**Text extract**

::::

“Computers are useless. They can only give you answers,” said artist Pablo Picasso back in 1968.
Forty five years on and his point is still valid. Advances in information technology mean that computers can now give us answers to more complex questions faster, but they are still reliant on humans to provide them with questions to ask and tasks to perform.
These days, the people asking the most interesting questions of big data are data scientists. They are highly trained, super-smart people, typically from a maths or statistics background and usually with a track record in university-based research to doctoral level and beyond. They also have the computer programming skills required to build massively complex analytical models of both structured and unstructured data.
They are a different breed, however, from those specialists who focus primarily on the technology aspects of big data: the experts in implementing Hadoop and NoSQL platforms for analysis, for example, or in coding queries in languages, such as Hive, to run against big data stores.
In fact, data science has historically been a pretty arcane field, largely confined to university laboratories and commercial R&D departments. But, suddenly, data scientists are in huge demand among all sorts of commercial organisations, says Gavin Badcock, director at recruitment company Esynergy Solutions. These include banks, telecos, retailers, manufacturers and life sciences companies.
Working as a freelance contractor, an experienced data scientist can command a day rate of between £650 and £900. Daily rates of £1,000, meanwhile, “are not unheard of in this market”, Mr Badcock adds, and permanent salaries range between £100,000 and £170,000.
A lesser role, such as a data analyst responsible for data cleansing and structuring, and writing computer programmes in languages, such as R or Python, to produce reports and graphs for business users, might fetch £350 to £400 a day or permanent salaries of £40,000 to £70,000.
The vast majority have PhDs in maths, statistics, physics or computer science and are comfortable coding in several different computer languages
Those wages need to be viewed, however, within the context of the service that data scientists perform. “If you think of the value these people have the potential to create for the companies they work for, these rates of pay are actually a drop in the ocean, they’re nothing really,” Mr Badcock says.

::::

**Given instruction A**
In the article on data scientists, why does Mr Badcock describe their rates of pay as "a drop in the ocean"? Answer in one to three sentences.
The records that follow are unrelated to the article on data scientists.

::::

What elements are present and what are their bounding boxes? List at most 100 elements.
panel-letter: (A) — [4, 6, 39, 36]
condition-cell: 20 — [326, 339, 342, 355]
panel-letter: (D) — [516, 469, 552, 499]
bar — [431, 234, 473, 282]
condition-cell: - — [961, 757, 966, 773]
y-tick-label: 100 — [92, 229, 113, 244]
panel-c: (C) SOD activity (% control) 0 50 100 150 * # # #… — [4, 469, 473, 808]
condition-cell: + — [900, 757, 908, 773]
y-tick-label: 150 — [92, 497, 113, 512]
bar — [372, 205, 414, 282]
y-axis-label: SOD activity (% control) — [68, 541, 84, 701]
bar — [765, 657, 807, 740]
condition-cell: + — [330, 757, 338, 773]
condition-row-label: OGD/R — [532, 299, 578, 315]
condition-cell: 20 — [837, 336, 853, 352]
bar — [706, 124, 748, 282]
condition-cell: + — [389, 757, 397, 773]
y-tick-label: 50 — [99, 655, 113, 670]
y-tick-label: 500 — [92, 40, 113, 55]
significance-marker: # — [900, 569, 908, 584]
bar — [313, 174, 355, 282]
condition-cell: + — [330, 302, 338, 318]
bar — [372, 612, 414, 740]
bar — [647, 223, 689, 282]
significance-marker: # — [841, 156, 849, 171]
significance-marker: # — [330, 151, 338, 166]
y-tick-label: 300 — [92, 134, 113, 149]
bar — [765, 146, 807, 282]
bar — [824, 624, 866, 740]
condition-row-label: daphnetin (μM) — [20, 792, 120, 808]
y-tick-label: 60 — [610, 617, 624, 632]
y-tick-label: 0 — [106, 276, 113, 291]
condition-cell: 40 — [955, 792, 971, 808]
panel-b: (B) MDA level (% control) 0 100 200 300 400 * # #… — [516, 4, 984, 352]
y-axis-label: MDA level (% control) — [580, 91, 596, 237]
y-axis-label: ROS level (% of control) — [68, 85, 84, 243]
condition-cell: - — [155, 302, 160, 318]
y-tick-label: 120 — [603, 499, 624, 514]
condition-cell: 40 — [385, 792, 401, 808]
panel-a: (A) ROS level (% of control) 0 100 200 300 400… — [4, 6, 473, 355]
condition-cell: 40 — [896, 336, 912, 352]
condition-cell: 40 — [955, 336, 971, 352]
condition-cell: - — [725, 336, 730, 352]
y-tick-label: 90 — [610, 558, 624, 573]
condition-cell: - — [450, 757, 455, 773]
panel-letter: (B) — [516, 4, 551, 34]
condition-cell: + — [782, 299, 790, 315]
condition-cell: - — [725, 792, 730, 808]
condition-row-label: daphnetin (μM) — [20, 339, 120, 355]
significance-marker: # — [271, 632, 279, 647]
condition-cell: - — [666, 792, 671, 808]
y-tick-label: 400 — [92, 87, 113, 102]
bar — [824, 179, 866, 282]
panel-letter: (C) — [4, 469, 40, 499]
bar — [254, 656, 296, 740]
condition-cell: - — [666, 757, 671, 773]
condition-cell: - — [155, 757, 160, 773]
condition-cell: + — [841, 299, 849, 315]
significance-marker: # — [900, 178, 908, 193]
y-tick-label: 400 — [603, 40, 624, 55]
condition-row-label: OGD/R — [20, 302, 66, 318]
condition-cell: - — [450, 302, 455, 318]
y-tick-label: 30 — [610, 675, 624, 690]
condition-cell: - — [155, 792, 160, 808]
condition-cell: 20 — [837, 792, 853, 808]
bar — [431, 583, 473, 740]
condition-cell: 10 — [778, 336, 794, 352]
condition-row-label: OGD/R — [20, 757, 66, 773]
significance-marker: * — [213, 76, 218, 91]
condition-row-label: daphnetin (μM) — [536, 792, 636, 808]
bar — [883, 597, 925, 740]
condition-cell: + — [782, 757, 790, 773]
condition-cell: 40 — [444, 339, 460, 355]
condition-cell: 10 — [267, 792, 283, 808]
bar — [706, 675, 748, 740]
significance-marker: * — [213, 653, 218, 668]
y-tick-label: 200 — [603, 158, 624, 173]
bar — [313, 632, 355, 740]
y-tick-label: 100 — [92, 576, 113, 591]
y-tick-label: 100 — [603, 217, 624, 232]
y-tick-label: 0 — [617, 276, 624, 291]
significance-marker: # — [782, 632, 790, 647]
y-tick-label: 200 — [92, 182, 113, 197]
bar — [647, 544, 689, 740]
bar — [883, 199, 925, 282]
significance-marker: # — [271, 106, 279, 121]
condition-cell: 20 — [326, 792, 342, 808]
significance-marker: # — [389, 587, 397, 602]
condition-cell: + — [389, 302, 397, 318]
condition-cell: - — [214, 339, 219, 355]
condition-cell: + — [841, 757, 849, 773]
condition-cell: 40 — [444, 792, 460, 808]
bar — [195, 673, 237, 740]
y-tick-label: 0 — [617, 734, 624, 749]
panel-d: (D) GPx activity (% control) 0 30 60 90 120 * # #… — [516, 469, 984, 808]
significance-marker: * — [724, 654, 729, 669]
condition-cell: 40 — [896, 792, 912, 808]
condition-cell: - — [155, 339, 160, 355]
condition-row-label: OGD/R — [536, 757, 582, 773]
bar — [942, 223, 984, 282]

::::

**Given instruction B**
Show every line of the records that contains the string "axis".

**Exercise solution A**
He judges the pay against the value that data scientists have the potential to create for the companies they work for. Measured against that value, he says, the rates are small, "nothing really."

**Exercise solution B**
y-axis-label: SOD activity (% control) — [68, 541, 84, 701]
y-axis-label: MDA level (% control) — [580, 91, 596, 237]
y-axis-label: ROS level (% of control) — [68, 85, 84, 243]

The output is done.